- Given exercise 1
In the text on recreational boating cases off Florida, explain why such cases are complicated, in one to three sentences.
- Given exercise 2
Please copy out the records from their first line through the line containing "The display 10 is at (216, 58).", with both ends included and the pictures left out.

- Extract provided
◆ ◆ ◆ ◆ ◆ ◆ ◆

Two things about recreational boating cases in the waters off of Florida: They are common and they are complicated. They are complicated because maritime law applies. And under the maritime law, the boat owner is entitled in most instances to run to Federal Court and file what is called a Limitation of Liability case. This case is authorized by a Federal Statute called the Limitation of Liability Act (LOLA). That Act is at 46 USC Sec. 30501 through 30512. The LOLA was enacted in 1851 as a way to promote and protect shipbuilding in the United States. At that time, insurance for shipping was not readily available.
So unlike any other area of law in the United States, the person who caused serious injury or death can file a case in Federal Court asking that the Court protect them and limit their liability. Under LOLA, the liability of the owner of the boat, yacht, jet ski, ship, or any other vessel can be limited to the value of the vessel and its freight or cargo if any. If the boat sank or caught fire, that value can be zero. Usually, the value of the boat is significantly lower than the value of the claims. So under LOLA, the boat owner can cause life changing injuries and even death and escape liability and responsibility.
The filing of a LOLA action in Federal Court stops all other claims from going forward. Even claims in state court are stayed or stopped. In the maritime law under LOLA, there is a concept called concursus. Under this concept all claims must be tried in the Limitation proceeding in Federal Court. Thus, the maritime law provides that when a boat owner files a LOLA case, all other cases are stopped and the claimants must assert their claims in the Federal Court in the limitation action. The LOLA action also is non-jury.

◆ ◆ ◆ ◆ ◆ ◆ ◆

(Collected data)
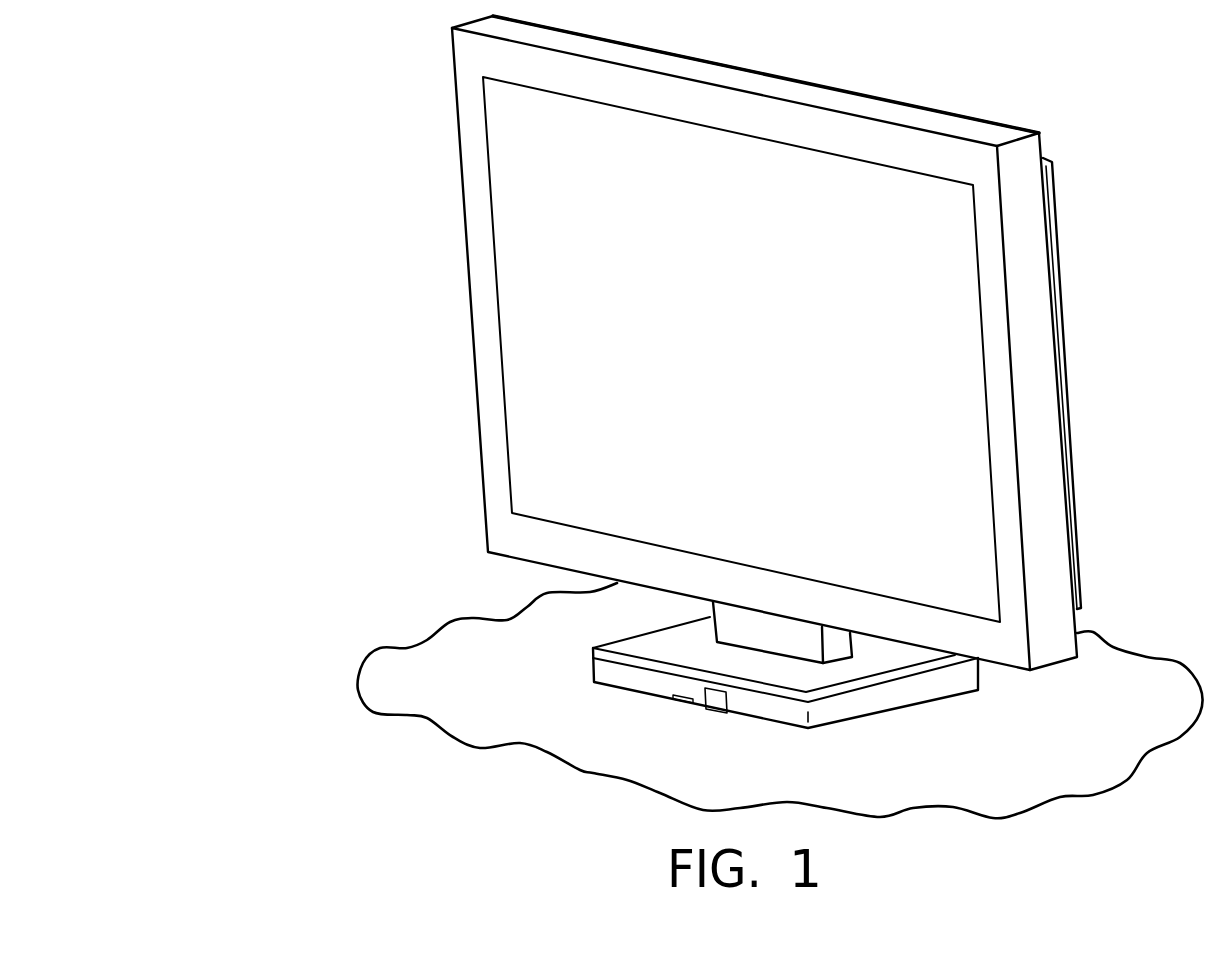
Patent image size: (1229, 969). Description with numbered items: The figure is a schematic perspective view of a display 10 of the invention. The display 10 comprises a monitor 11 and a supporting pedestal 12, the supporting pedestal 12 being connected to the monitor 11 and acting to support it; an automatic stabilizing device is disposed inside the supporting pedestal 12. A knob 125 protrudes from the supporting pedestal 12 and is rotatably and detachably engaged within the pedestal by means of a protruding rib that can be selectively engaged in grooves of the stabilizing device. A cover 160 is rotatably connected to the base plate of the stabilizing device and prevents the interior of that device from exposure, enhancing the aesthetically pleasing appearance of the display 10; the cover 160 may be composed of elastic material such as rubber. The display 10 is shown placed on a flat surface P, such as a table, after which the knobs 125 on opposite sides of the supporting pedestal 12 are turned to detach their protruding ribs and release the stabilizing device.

The display 10 is at (216, 58).
The monitor 11 is at (1037, 363).
The supporting pedestal 12 is at (900, 697).
The knob 125 is at (673, 702).
The cover 160 is at (715, 703).
The flat surface P is at (452, 640).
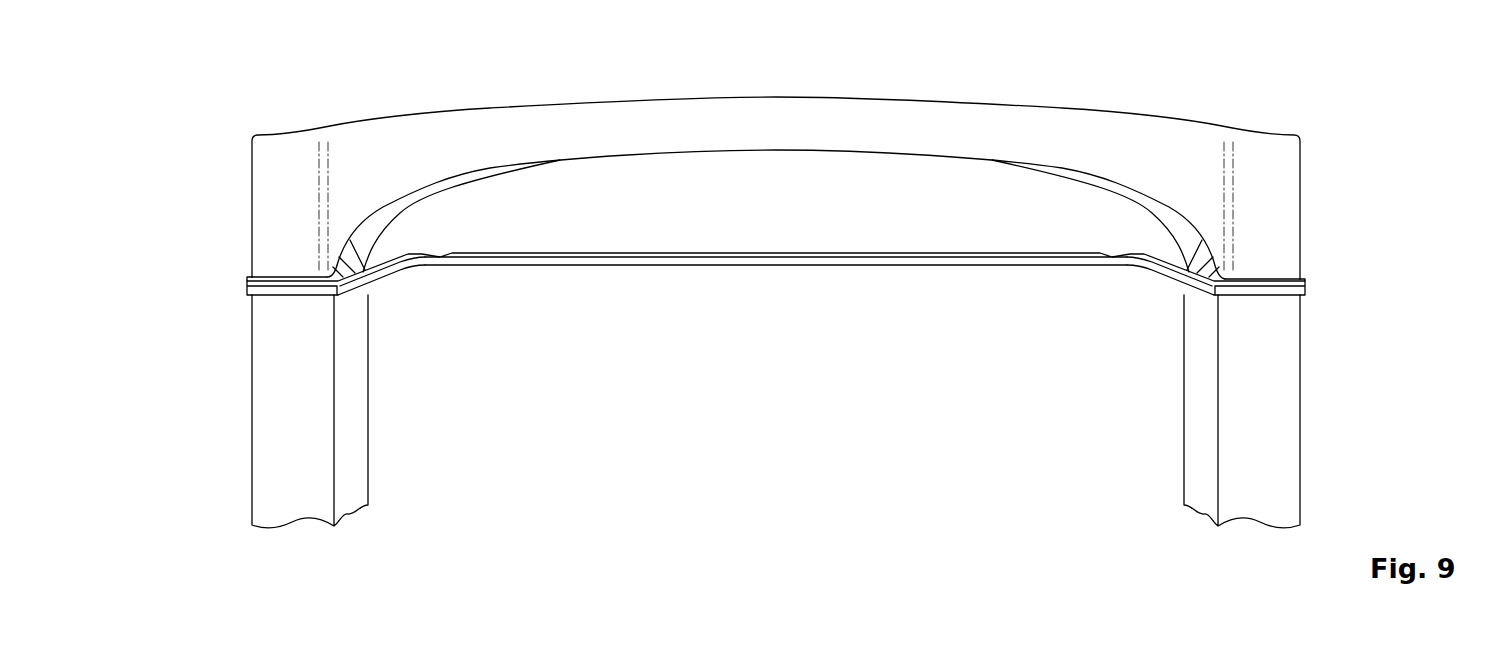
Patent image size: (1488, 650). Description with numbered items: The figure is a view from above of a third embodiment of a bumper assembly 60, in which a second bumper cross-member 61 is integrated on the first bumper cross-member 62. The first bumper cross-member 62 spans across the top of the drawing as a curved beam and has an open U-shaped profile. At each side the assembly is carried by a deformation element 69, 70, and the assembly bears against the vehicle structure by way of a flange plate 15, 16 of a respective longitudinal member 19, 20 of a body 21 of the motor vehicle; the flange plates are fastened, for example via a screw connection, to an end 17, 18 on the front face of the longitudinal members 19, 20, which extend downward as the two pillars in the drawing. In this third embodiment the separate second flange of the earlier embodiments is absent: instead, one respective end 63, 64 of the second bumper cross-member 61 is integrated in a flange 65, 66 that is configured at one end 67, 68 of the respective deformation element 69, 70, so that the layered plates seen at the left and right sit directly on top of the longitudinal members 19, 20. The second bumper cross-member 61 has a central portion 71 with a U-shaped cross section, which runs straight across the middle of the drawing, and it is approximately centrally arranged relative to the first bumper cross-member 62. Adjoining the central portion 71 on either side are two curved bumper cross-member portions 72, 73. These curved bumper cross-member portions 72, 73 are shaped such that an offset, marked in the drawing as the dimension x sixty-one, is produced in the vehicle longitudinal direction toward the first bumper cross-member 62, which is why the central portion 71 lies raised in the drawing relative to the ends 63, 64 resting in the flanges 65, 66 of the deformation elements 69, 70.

The bumper assembly 60 is at (776, 142).
The first bumper cross-member 62 is at (925, 115).
The deformation element 69 is at (258, 207).
The deformation element 70 is at (1292, 190).
The end of deformation element 67 is at (255, 277).
The end of deformation element 68 is at (1300, 276).
The second bumper cross-member 61 is at (776, 294).
The end of second bumper cross-member 63 is at (214, 288).
The flange 65 is at (247, 286).
The end of second bumper cross-member 64 is at (1338, 289).
The flange 66 is at (1307, 286).
The central portion 71 is at (830, 262).
The curved bumper cross-member portion 72 is at (400, 267).
The curved bumper cross-member portion 73 is at (1152, 272).
The flange plate 15 is at (229, 410).
The end on the front face 17 is at (246, 293).
The longitudinal member 19 is at (229, 410).
The flange plate 16 is at (1323, 410).
The end on the front face 18 is at (1307, 293).
The longitudinal member 20 is at (1323, 410).
The body 21 is at (776, 410).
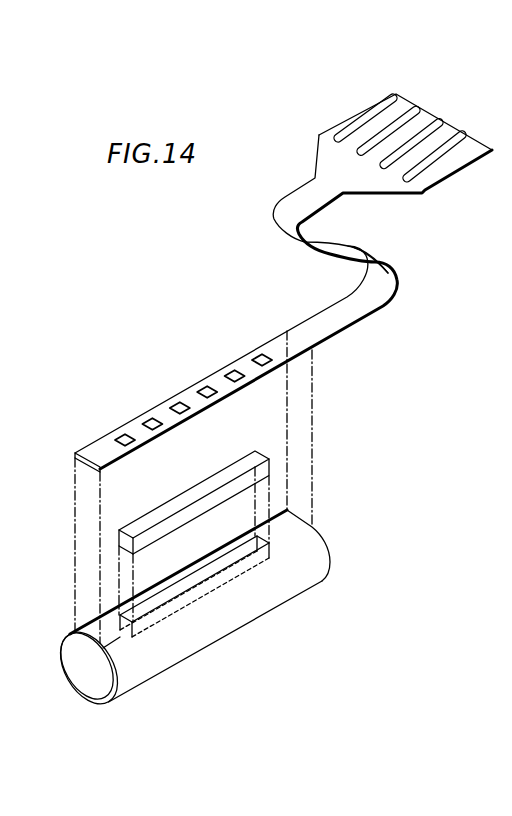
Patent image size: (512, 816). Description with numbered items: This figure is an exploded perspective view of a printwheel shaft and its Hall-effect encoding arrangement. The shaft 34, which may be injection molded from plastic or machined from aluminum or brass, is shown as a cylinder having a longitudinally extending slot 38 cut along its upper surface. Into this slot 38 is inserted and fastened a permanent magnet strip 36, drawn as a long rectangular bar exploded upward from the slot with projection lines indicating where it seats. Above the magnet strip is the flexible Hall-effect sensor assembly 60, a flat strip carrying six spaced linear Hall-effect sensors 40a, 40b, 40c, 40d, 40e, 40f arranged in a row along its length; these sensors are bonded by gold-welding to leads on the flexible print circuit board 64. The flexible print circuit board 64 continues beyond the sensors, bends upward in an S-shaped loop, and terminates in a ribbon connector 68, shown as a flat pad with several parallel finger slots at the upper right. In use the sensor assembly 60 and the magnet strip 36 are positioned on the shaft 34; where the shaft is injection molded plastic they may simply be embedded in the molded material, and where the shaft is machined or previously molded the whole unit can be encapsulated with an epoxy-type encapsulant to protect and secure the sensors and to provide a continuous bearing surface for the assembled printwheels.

The shaft 34 is at (93, 704).
The permanent magnet strip 36 is at (269, 465).
The longitudinally extending slot 38 is at (218, 568).
The linear Hall-effect sensor 40a is at (117, 435).
The linear Hall-effect sensor 40b is at (147, 420).
The linear Hall-effect sensor 40c is at (178, 404).
The linear Hall-effect sensor 40d is at (207, 388).
The linear Hall-effect sensor 40e is at (235, 372).
The linear Hall-effect sensor 40f is at (263, 355).
The flexible Hall-effect sensor assembly 60 is at (147, 389).
The flexible print circuit board 64 is at (398, 276).
The ribbon connector 68 is at (438, 122).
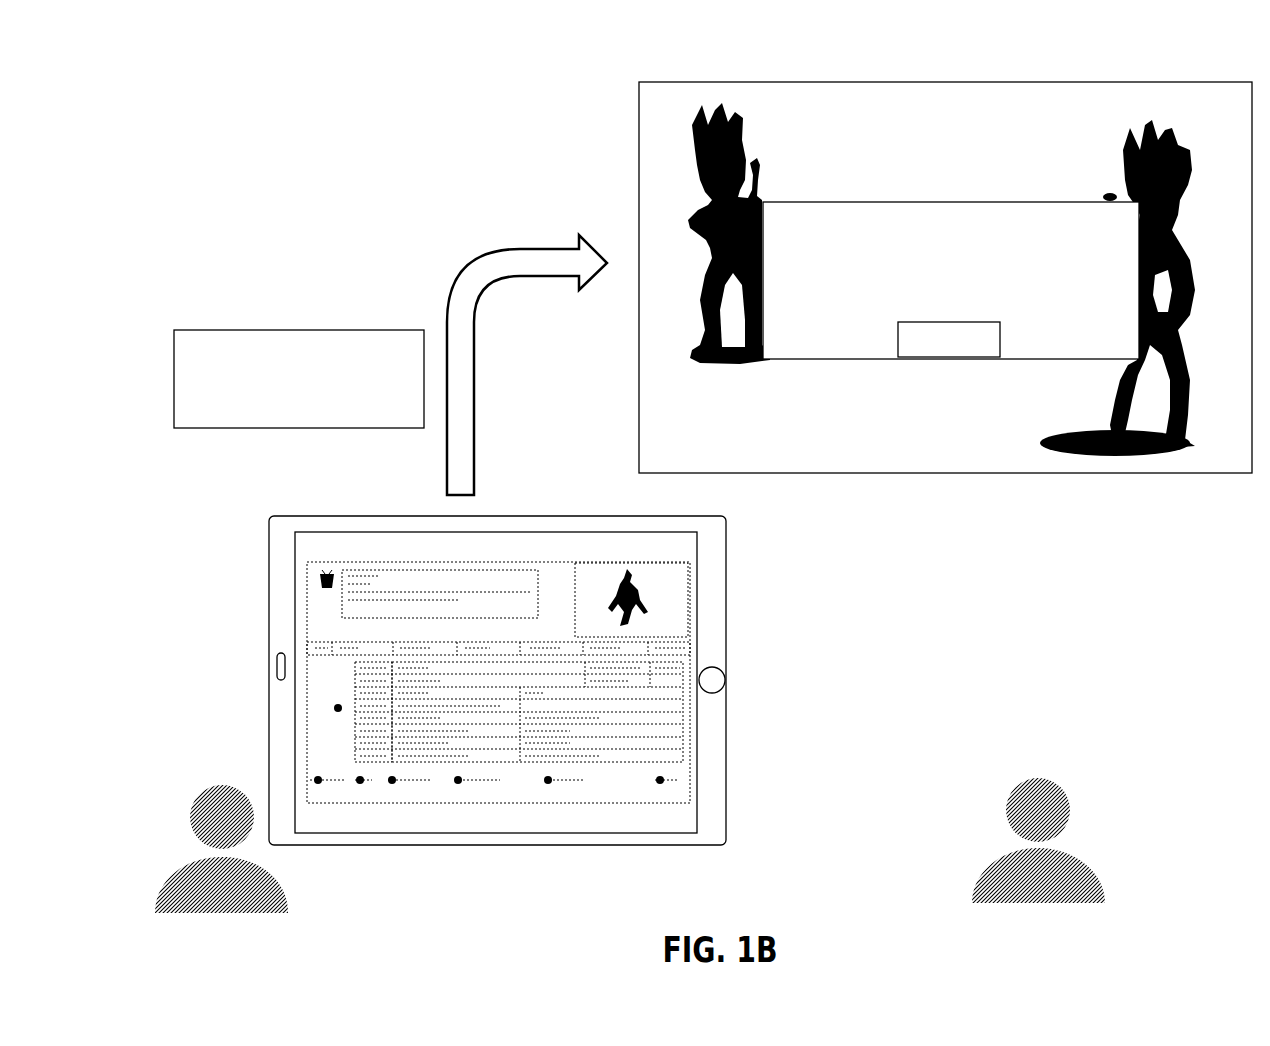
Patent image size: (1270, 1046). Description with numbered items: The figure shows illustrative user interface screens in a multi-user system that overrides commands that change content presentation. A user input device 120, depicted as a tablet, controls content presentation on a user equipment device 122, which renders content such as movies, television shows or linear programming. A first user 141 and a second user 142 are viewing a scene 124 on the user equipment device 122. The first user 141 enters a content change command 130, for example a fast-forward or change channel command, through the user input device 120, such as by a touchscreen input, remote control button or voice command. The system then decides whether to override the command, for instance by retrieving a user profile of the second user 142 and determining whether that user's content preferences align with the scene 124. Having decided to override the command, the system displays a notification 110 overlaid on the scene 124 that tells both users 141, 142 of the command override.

The notification 110 is at (835, 360).
The user input device 120 is at (270, 612).
The user equipment device 122 is at (695, 82).
The scene 124 is at (947, 108).
The content change command 130 is at (213, 329).
The first user 141 is at (285, 896).
The second user 142 is at (1105, 895).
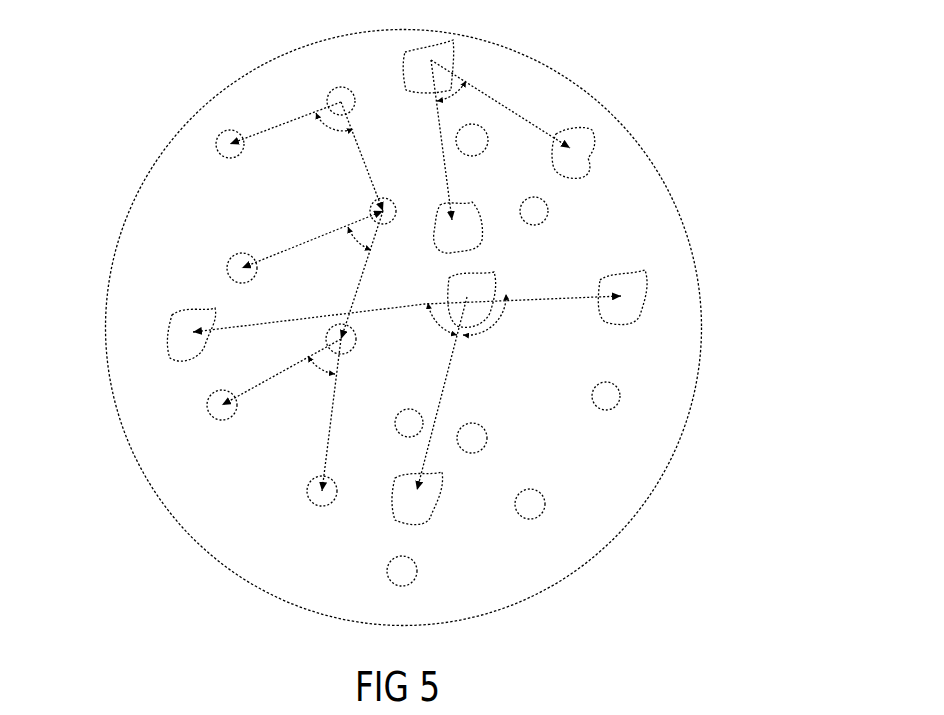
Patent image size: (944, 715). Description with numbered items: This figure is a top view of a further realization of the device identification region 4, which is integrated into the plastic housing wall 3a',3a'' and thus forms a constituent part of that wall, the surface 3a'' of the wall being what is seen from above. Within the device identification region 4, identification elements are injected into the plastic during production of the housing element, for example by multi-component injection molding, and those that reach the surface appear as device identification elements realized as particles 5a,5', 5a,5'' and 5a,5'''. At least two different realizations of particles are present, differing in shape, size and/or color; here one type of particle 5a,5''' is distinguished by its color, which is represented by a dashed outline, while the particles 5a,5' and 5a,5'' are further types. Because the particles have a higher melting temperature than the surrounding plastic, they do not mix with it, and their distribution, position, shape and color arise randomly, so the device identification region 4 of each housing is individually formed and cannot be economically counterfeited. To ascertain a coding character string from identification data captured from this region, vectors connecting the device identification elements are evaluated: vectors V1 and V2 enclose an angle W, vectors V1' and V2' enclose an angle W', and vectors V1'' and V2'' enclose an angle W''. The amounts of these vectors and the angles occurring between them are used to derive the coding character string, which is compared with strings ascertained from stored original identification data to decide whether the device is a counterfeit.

The device identification region 4 is at (143, 179).
The plastic housing wall and its surface 3a',3a'' is at (121, 534).
The device identification element realized as particle 5' 5a,5' is at (188, 107).
The device identification element realized as particle 5'' 5a,5'' is at (127, 285).
The device identification element realized as particle 5''' 5a,5''' is at (635, 126).
The vector V1 is at (285, 103).
The vector V2 is at (376, 155).
The angle W is at (339, 243).
The vector V1' is at (407, 285).
The vector V2' is at (468, 393).
The angle W' is at (451, 327).
The vector V1'' is at (427, 140).
The vector V2'' is at (500, 104).
The angle W'' is at (457, 104).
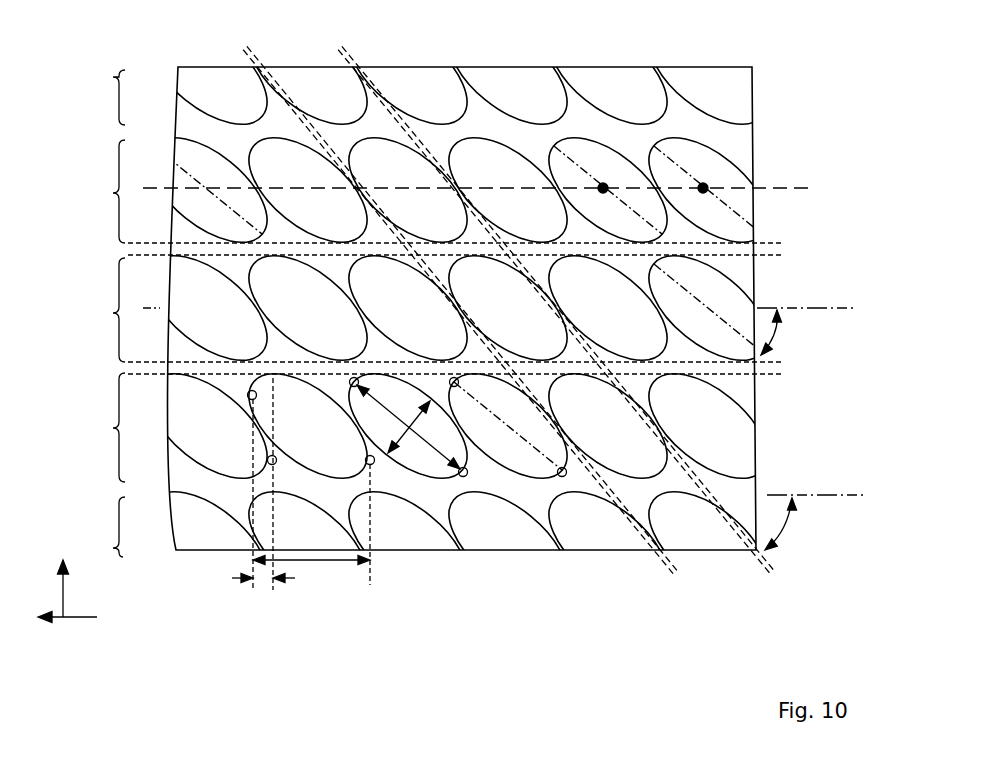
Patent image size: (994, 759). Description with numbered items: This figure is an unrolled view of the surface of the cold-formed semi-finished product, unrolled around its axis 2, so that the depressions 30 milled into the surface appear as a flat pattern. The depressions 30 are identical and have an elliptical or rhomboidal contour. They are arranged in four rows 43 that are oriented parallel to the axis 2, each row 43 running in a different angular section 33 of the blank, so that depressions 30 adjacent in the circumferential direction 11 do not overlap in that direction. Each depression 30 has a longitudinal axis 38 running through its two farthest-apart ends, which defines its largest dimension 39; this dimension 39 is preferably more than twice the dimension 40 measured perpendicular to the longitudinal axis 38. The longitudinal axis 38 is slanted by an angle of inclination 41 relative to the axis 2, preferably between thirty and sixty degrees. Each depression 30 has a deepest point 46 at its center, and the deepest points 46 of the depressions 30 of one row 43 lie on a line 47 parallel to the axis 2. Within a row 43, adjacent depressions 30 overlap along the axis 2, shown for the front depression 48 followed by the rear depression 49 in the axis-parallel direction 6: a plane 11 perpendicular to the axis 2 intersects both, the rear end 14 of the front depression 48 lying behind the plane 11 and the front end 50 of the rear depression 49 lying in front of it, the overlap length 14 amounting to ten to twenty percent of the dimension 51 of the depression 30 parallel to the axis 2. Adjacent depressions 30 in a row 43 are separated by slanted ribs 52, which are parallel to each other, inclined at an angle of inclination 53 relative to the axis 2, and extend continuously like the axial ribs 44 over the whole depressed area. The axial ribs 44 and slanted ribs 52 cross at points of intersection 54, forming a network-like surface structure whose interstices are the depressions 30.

The axis 2 is at (842, 307).
The axis-parallel direction 6 is at (80, 620).
The plane 11 is at (58, 603).
The rear end 14 is at (297, 442).
The depression 30 is at (220, 142).
The angular section 33 is at (99, 310).
The longitudinal axis 38 is at (707, 308).
The largest dimension 39 is at (463, 476).
The dimension perpendicular to the longitudinal axis 40 is at (433, 450).
The angle of inclination 41 is at (773, 333).
The row 43 is at (148, 92).
The axial rib 44 is at (708, 373).
The deepest point 46 is at (603, 188).
The line 47 is at (768, 188).
The front depression 48 is at (372, 561).
The rear depression 49 is at (205, 440).
The front end 50 is at (252, 399).
The dimension parallel to the axis 51 is at (297, 563).
The slanted rib 52 is at (672, 373).
The angle of inclination 53 is at (783, 528).
The point of intersection 54 is at (507, 373).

◆ ◆ ◆ ◆ ◆ ◆ ◆

- Full solution 1
They are complicated because maritime law applies. Under that law, the boat owner can usually go to Federal Court and file a Limitation of Liability case.

- Full solution 2
Patent image size: (1229, 969). Description with numbered items: The figure is a schematic perspective view of a display 10 of the invention. The display 10 comprises a monitor 11 and a supporting pedestal 12, the supporting pedestal 12 being connected to the monitor 11 and acting to support it; an automatic stabilizing device is disposed inside the supporting pedestal 12. A knob 125 protrudes from the supporting pedestal 12 and is rotatably and detachably engaged within the pedestal by means of a protruding rib that can be selectively engaged in grooves of the stabilizing device. A cover 160 is rotatably connected to the base plate of the stabilizing device and prevents the interior of that device from exposure, enhancing the aesthetically pleasing appearance of the display 10; the cover 160 may be composed of elastic material such as rubber. The display 10 is shown placed on a flat surface P, such as a table, after which the knobs 125 on opposite sides of the supporting pedestal 12 are turned to detach their protruding ribs and release the stabilizing device.

The display 10 is at (216, 58).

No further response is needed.